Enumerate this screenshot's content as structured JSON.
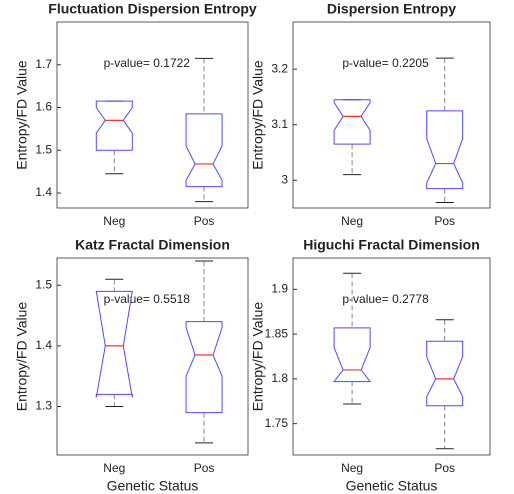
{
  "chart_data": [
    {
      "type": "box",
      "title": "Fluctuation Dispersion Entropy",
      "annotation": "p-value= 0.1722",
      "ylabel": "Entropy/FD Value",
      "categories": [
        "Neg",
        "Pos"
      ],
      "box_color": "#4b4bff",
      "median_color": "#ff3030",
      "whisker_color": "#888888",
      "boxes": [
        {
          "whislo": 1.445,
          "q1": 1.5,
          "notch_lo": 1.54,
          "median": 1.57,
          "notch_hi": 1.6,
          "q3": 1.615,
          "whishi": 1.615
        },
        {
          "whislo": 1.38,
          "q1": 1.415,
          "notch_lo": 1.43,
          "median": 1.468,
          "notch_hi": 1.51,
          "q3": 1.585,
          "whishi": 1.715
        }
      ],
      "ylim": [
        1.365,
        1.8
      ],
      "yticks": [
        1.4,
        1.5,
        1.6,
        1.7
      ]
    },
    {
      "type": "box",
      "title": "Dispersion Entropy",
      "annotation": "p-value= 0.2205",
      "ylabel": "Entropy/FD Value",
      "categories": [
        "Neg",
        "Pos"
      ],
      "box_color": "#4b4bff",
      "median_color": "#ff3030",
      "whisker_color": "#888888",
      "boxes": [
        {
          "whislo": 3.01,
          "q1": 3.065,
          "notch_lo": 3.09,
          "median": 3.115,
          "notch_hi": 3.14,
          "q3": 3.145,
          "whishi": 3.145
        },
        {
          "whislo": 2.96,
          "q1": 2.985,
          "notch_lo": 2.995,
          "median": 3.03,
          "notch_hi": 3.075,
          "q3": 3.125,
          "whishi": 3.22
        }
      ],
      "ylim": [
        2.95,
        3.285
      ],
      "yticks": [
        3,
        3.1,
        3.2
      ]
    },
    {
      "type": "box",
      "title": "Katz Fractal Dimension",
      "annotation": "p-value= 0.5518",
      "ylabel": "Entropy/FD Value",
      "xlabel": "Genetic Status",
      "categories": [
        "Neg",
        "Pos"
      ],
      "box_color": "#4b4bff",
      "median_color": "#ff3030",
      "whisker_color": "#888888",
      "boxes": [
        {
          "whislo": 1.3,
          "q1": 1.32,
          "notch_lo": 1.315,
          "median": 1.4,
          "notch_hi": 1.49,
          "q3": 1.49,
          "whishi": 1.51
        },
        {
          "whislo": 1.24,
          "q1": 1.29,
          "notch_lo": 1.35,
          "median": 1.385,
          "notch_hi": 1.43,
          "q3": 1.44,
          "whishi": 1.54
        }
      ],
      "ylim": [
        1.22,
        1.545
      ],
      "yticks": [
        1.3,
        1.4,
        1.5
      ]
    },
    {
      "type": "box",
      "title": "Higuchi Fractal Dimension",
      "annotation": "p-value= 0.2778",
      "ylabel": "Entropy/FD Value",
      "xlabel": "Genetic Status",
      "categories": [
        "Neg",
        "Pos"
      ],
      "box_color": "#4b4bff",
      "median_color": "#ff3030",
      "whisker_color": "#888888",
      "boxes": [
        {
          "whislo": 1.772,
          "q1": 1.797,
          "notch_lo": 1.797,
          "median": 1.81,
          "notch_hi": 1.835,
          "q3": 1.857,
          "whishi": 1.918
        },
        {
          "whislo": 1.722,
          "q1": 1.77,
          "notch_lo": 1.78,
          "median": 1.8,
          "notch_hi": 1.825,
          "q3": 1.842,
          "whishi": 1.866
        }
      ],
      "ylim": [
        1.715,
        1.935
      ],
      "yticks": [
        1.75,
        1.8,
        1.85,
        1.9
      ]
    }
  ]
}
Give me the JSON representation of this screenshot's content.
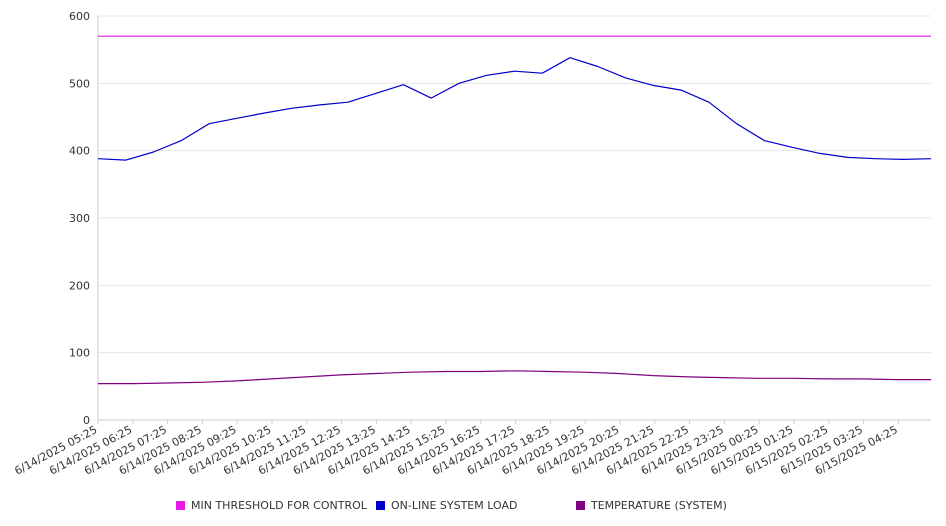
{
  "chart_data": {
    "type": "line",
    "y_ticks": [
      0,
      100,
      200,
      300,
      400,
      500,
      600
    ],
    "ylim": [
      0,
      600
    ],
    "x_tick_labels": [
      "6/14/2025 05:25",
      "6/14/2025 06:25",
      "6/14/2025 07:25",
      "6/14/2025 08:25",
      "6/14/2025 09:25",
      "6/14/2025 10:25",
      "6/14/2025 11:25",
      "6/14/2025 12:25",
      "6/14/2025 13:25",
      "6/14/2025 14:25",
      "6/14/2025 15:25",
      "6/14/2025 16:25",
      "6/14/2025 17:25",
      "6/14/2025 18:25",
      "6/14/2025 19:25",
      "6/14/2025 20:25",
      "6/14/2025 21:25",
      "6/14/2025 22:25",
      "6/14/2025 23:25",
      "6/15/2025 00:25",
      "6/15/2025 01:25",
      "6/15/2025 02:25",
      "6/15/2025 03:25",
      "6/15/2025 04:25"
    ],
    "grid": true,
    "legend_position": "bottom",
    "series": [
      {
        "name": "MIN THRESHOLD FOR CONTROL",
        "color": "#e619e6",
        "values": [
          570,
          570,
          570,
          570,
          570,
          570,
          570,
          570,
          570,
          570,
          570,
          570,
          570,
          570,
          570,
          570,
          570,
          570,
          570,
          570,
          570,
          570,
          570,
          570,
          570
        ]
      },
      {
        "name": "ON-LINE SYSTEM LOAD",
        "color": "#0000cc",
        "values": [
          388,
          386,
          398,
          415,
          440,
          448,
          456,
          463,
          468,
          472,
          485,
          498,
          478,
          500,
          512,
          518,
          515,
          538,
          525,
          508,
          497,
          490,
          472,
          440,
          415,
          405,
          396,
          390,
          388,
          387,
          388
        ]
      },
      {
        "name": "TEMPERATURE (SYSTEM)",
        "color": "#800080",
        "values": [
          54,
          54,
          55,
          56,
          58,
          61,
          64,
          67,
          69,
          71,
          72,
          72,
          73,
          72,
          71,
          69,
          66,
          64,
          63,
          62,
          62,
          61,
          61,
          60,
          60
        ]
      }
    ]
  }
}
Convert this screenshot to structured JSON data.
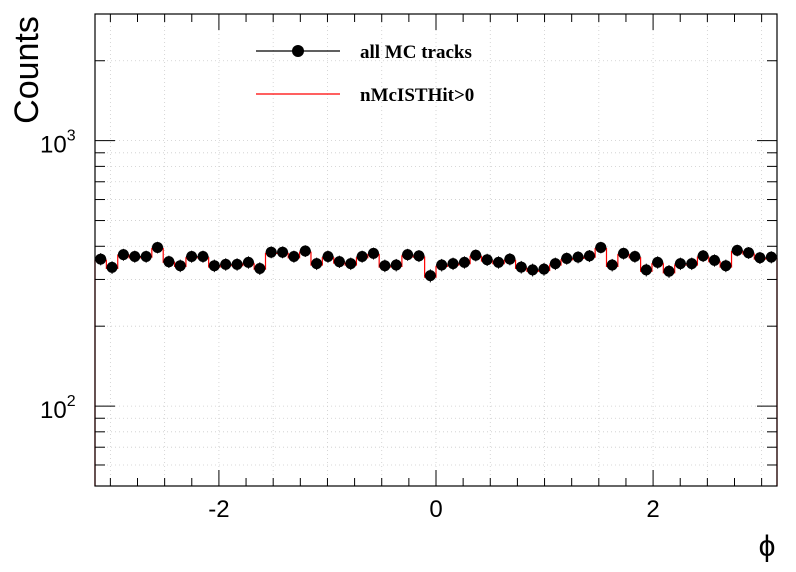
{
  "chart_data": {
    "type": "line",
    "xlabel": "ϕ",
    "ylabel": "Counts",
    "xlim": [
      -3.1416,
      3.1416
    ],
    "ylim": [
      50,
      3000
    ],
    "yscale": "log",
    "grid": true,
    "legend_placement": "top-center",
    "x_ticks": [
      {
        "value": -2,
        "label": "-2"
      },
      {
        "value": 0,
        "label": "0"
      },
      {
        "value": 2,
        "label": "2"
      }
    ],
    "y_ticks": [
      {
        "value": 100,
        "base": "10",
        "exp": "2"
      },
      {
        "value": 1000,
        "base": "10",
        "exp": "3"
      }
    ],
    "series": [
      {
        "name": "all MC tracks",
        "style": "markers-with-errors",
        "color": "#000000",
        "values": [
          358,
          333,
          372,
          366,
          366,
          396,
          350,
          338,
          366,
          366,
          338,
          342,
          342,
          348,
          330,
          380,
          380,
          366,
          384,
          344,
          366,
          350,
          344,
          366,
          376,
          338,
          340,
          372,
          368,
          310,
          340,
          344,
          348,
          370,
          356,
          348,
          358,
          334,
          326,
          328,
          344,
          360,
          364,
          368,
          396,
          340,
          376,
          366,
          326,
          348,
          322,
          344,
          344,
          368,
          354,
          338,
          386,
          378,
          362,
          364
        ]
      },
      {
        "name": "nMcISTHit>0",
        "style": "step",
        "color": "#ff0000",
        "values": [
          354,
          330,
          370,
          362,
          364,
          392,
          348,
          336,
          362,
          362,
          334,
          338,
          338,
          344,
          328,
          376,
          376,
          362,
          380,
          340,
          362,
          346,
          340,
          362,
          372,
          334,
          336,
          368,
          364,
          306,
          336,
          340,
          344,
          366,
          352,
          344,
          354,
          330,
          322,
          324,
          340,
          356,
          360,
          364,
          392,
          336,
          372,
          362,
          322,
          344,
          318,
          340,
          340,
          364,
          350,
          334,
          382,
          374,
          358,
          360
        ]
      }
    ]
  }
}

*Work to be completed*. Pick out the lines containing the string "style".

*Response*.
        "style": "markers-with-errors",
        "style": "step",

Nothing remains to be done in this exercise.